WORK INSTRUCTIONS: Return each line containing "structured".

--- begin PROVIDED DATA ---

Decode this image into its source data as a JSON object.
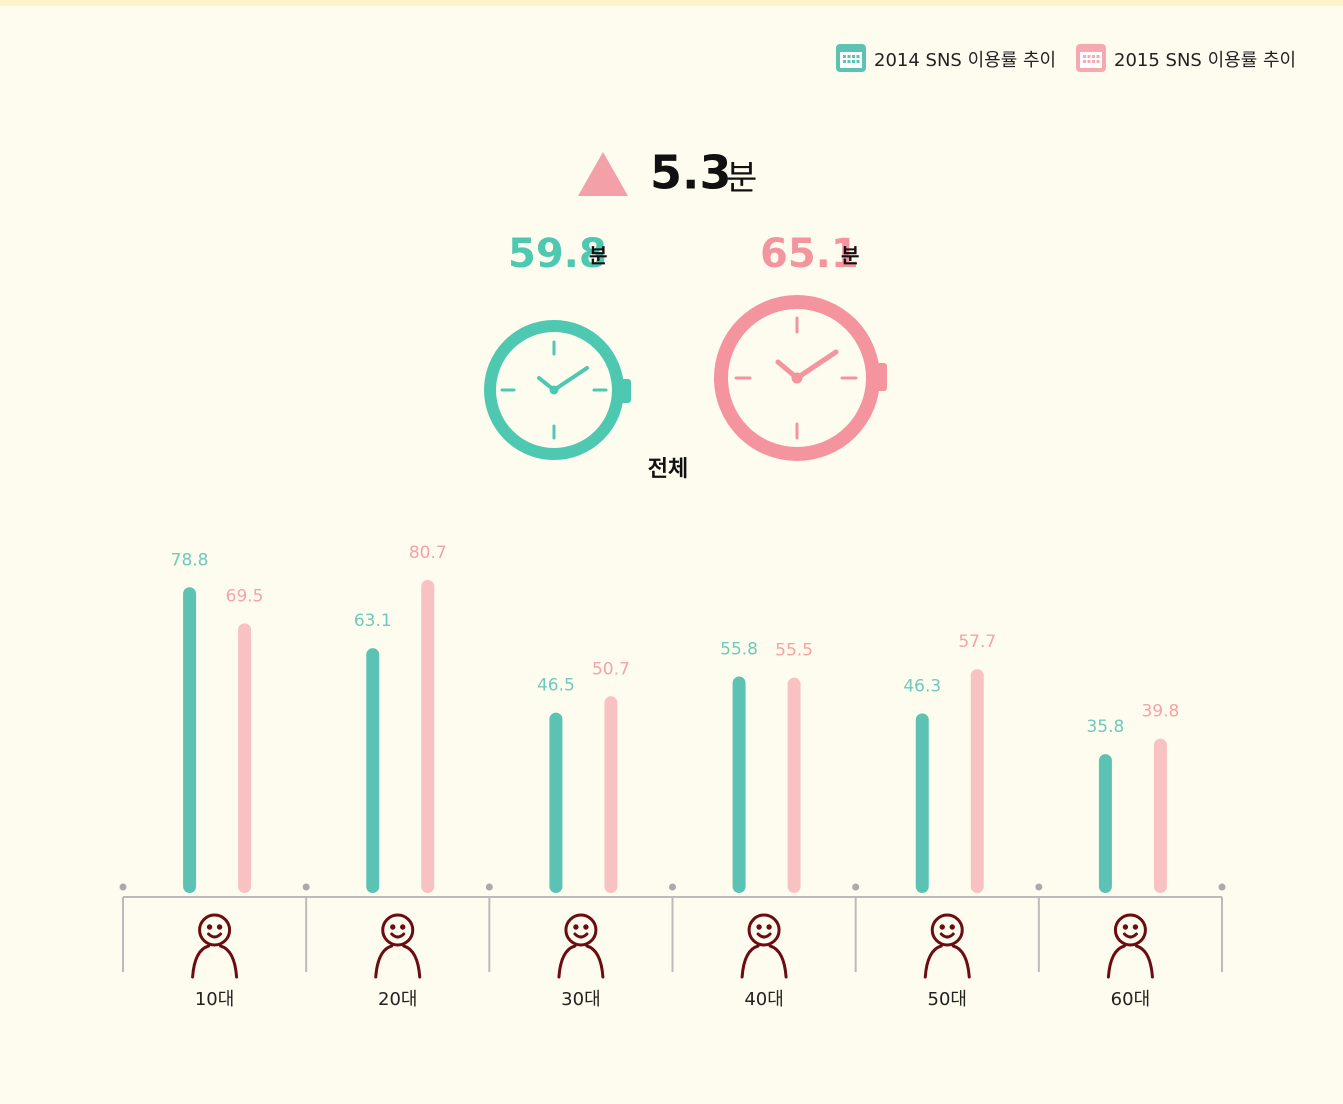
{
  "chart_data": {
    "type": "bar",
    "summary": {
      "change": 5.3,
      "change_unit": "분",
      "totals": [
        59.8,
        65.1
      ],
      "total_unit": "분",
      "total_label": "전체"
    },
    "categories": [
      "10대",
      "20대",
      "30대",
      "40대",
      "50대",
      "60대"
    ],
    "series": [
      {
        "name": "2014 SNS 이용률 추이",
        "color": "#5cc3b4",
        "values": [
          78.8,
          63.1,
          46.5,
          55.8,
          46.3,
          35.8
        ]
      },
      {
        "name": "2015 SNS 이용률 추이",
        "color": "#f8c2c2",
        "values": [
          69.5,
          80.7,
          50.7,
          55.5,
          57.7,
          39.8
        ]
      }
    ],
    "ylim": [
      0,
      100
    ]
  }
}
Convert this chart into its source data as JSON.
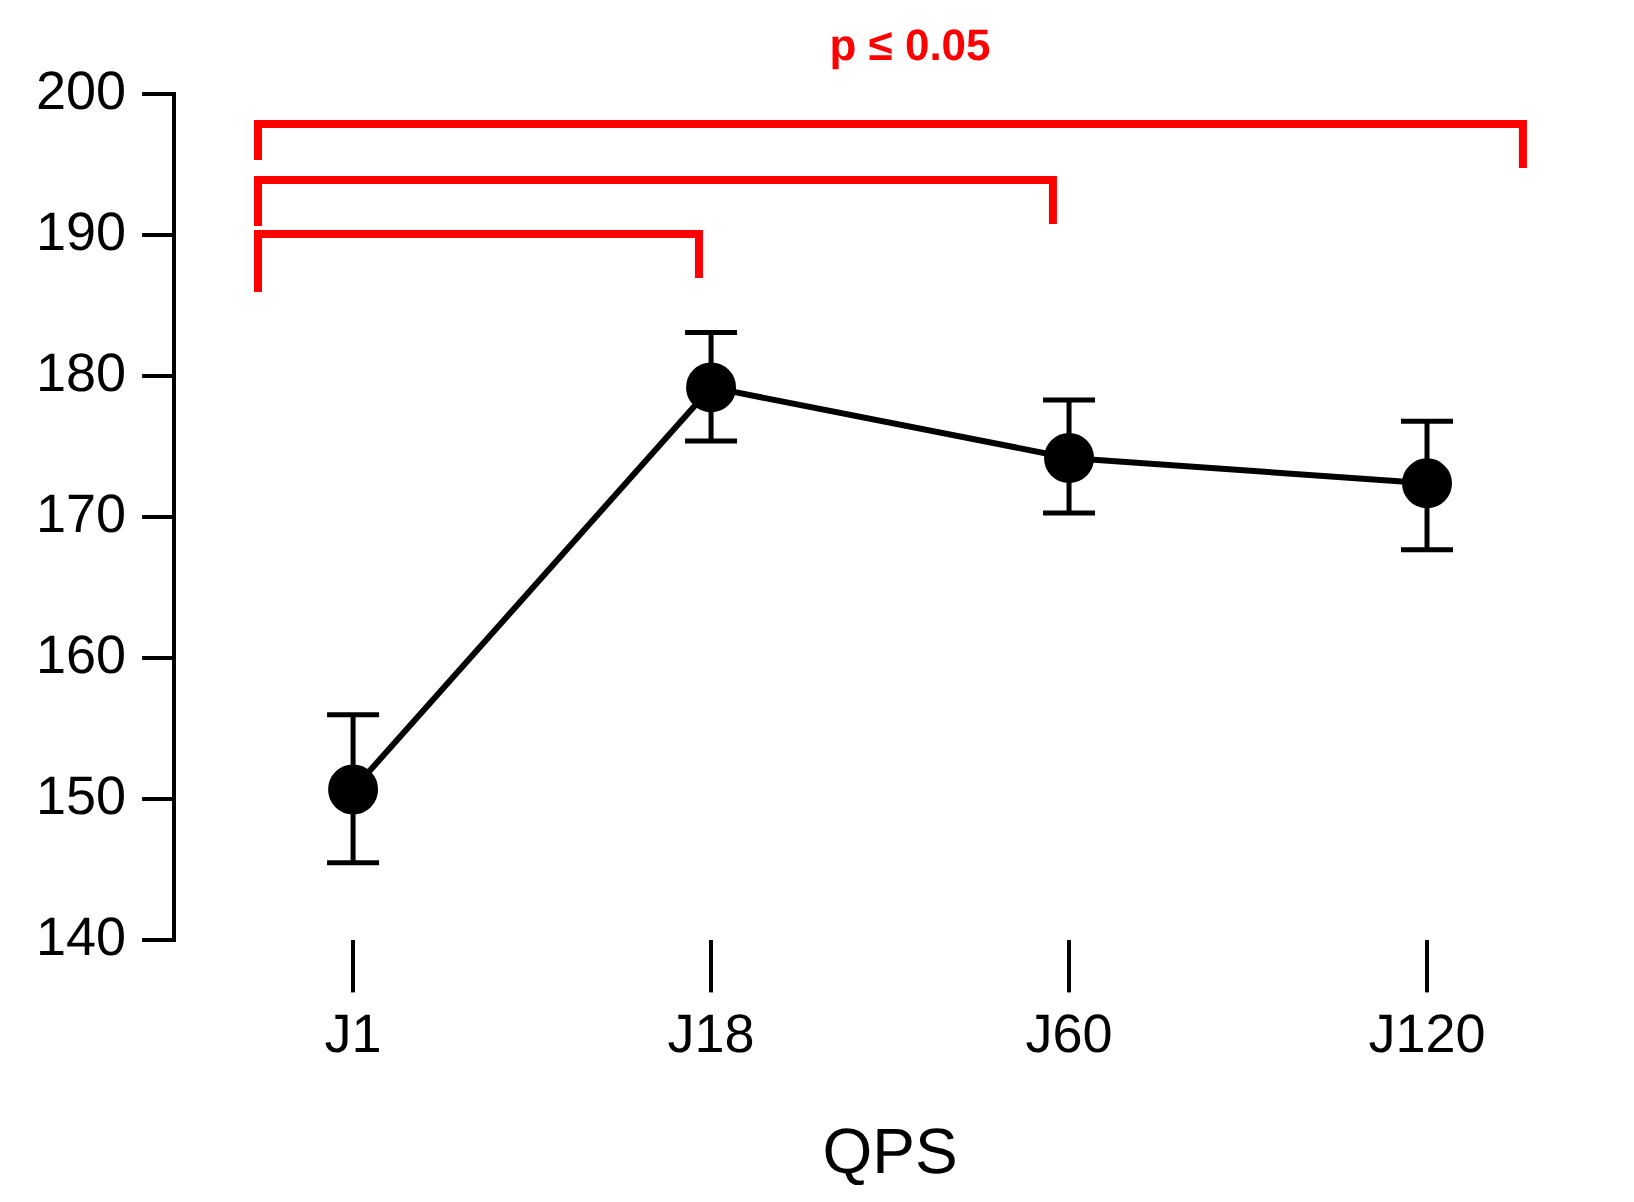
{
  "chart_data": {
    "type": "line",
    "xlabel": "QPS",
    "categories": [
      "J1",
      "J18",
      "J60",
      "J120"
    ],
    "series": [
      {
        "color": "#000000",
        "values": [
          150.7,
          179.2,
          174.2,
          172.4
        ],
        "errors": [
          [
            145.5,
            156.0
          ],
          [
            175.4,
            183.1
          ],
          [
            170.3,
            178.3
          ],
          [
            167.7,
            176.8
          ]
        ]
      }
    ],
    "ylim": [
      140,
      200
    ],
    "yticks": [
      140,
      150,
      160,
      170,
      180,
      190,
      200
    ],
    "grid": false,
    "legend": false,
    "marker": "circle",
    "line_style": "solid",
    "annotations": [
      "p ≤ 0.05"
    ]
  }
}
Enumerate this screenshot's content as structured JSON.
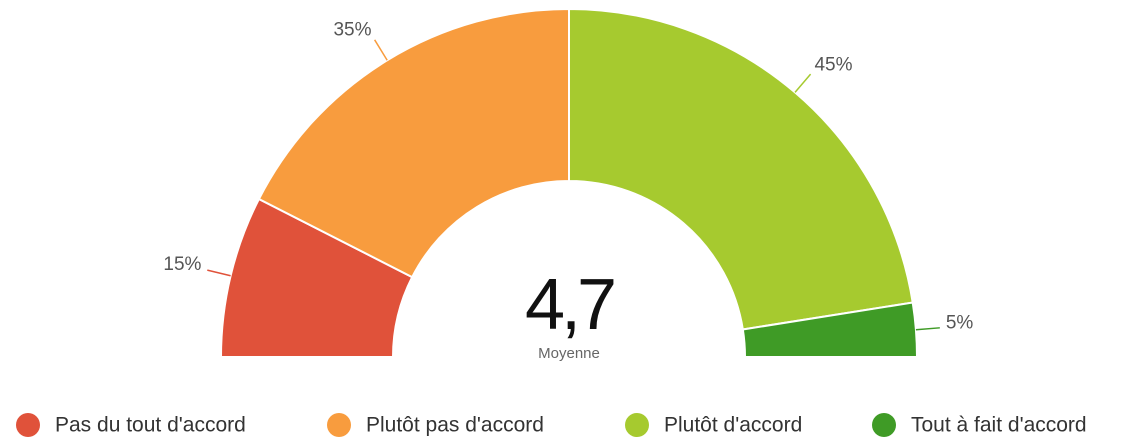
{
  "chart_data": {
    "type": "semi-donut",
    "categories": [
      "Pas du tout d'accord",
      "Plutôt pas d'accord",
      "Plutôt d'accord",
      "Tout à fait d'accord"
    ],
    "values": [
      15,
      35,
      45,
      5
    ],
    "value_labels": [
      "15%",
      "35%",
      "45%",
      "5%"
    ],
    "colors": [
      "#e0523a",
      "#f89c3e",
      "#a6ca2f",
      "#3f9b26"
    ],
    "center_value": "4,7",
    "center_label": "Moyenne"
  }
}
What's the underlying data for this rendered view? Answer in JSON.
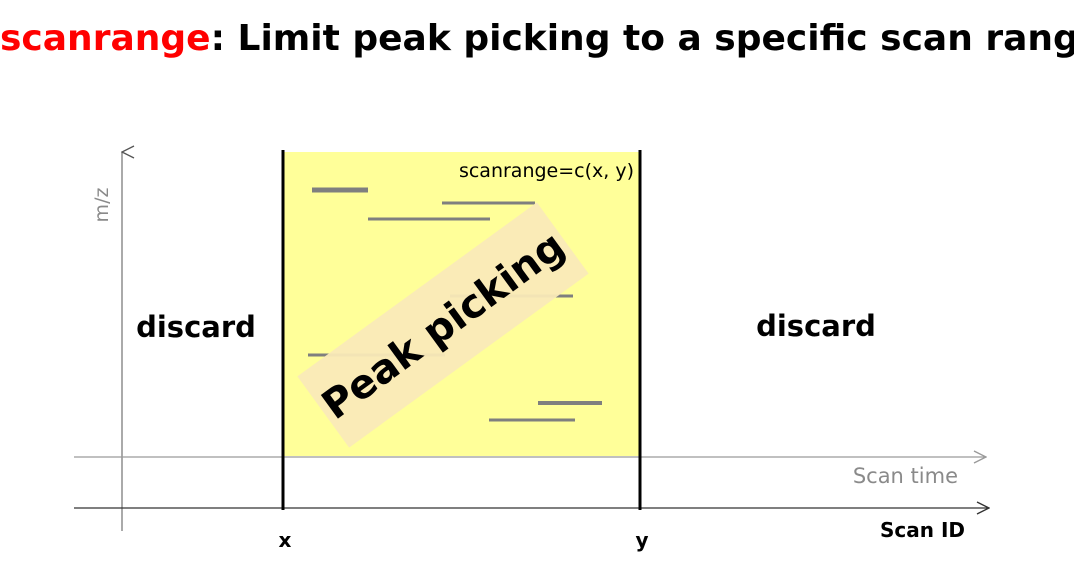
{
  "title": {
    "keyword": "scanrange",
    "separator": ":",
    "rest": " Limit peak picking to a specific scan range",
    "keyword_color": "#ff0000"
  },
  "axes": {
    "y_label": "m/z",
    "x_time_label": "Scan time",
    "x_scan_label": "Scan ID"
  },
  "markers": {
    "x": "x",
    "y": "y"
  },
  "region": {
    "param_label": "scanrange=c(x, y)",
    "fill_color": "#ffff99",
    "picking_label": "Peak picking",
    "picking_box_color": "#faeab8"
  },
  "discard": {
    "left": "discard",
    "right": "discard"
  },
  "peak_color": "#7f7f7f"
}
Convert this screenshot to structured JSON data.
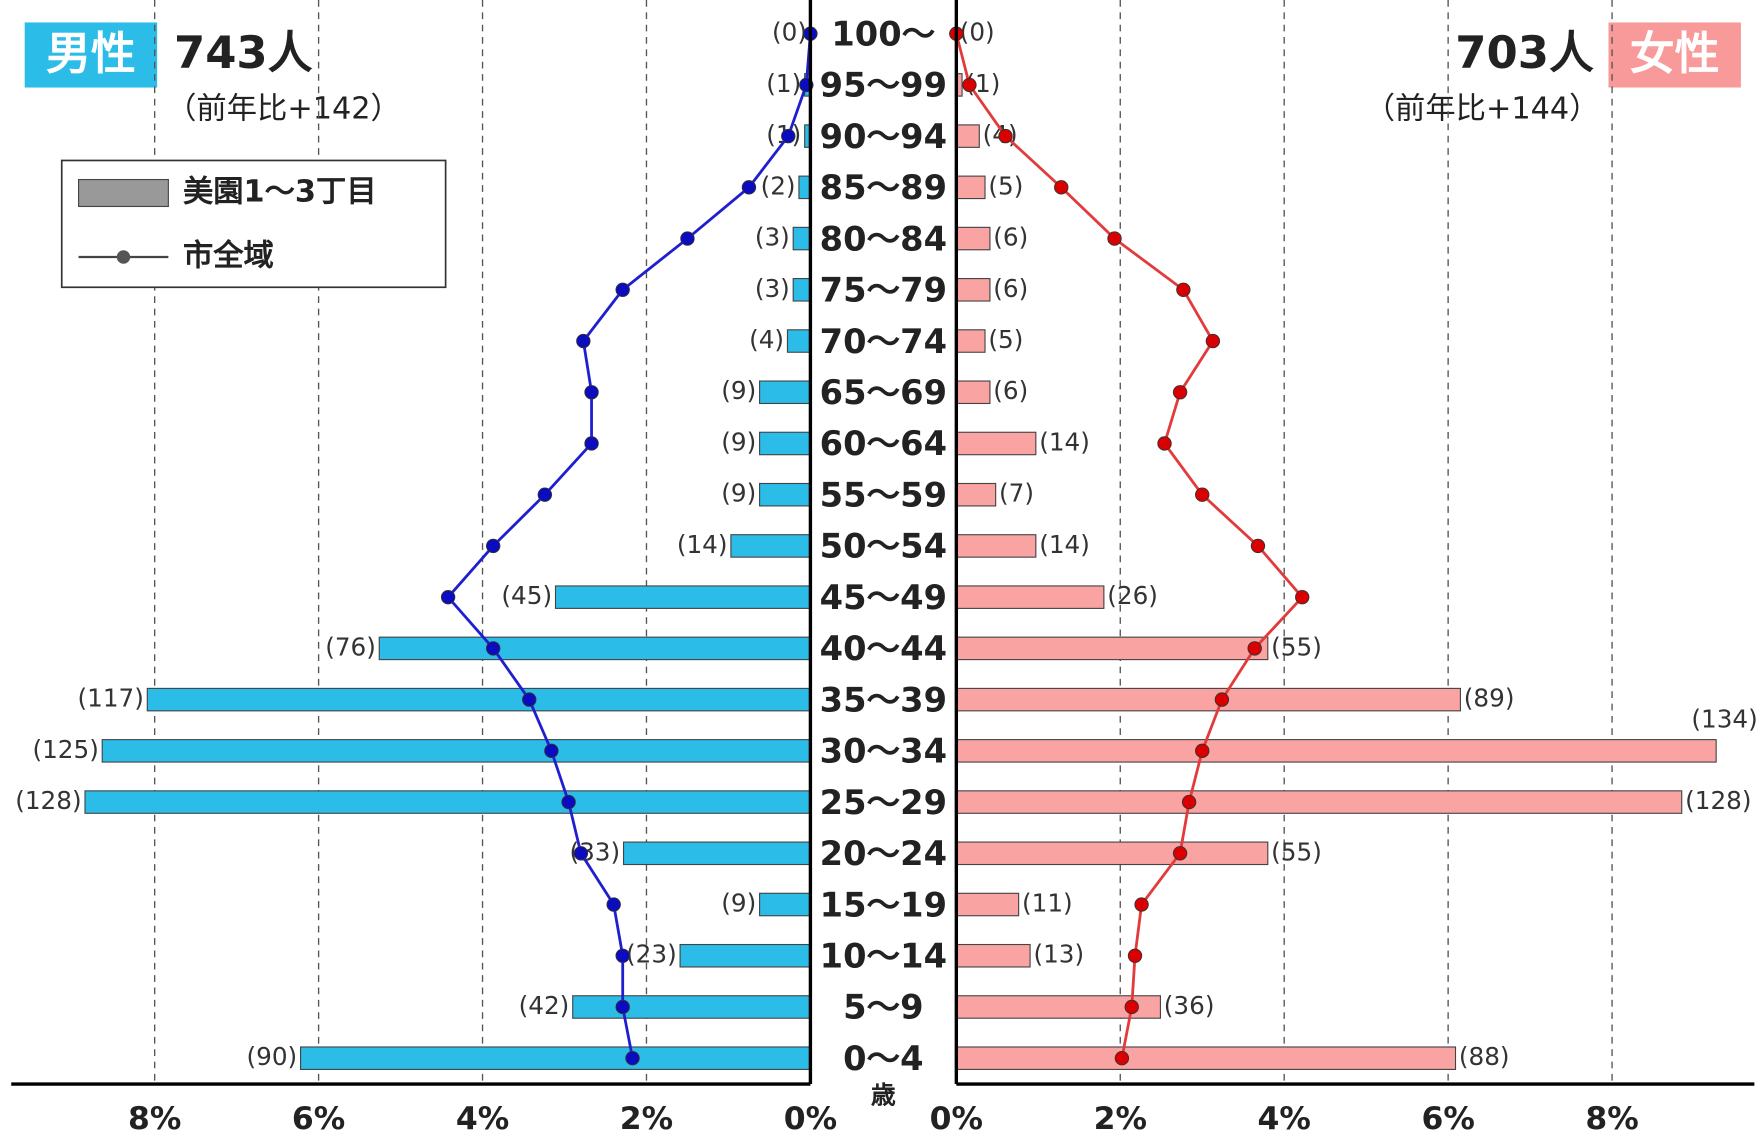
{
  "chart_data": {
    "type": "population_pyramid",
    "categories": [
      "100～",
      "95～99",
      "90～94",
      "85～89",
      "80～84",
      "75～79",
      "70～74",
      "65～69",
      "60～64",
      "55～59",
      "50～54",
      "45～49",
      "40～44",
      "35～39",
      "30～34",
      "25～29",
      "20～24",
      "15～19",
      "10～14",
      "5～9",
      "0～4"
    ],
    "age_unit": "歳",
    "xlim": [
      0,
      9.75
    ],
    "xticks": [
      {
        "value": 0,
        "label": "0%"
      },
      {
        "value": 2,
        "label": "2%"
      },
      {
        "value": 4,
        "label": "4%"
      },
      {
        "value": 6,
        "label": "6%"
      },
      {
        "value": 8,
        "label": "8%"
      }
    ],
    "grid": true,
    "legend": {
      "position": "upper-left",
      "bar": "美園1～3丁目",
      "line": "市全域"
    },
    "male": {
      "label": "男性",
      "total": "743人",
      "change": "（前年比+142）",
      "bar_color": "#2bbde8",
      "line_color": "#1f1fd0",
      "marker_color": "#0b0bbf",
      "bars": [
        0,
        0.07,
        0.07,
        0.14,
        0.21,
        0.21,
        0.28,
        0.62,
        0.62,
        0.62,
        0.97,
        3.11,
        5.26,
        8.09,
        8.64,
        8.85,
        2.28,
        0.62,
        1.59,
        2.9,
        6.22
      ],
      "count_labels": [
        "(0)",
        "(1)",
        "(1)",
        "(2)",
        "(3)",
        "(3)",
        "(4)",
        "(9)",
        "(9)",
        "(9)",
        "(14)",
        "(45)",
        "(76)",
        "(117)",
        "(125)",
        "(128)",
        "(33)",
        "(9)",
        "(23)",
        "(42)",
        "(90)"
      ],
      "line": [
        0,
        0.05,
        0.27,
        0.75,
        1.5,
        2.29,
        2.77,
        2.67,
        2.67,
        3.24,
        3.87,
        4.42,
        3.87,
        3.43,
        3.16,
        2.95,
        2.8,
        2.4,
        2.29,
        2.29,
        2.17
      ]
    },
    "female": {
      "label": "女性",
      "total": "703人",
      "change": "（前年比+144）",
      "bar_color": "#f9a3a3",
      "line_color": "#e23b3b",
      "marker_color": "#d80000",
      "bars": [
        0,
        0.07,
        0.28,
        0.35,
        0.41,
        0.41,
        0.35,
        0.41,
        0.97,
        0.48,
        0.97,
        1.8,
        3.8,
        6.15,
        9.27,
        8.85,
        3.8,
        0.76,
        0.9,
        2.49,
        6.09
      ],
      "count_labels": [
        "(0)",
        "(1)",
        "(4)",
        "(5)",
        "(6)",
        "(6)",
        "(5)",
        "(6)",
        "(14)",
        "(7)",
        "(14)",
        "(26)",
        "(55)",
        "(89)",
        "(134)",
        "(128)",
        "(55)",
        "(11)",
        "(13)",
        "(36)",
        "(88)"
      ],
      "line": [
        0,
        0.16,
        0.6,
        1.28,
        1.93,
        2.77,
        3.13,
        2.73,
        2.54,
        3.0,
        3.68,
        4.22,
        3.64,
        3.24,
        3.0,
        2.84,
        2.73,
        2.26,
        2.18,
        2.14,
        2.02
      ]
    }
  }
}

--- end PROVIDED DATA ---

SOLUTION:
Enumerate this screenshot's content as structured JSON.
Convert this screenshot to structured JSON data.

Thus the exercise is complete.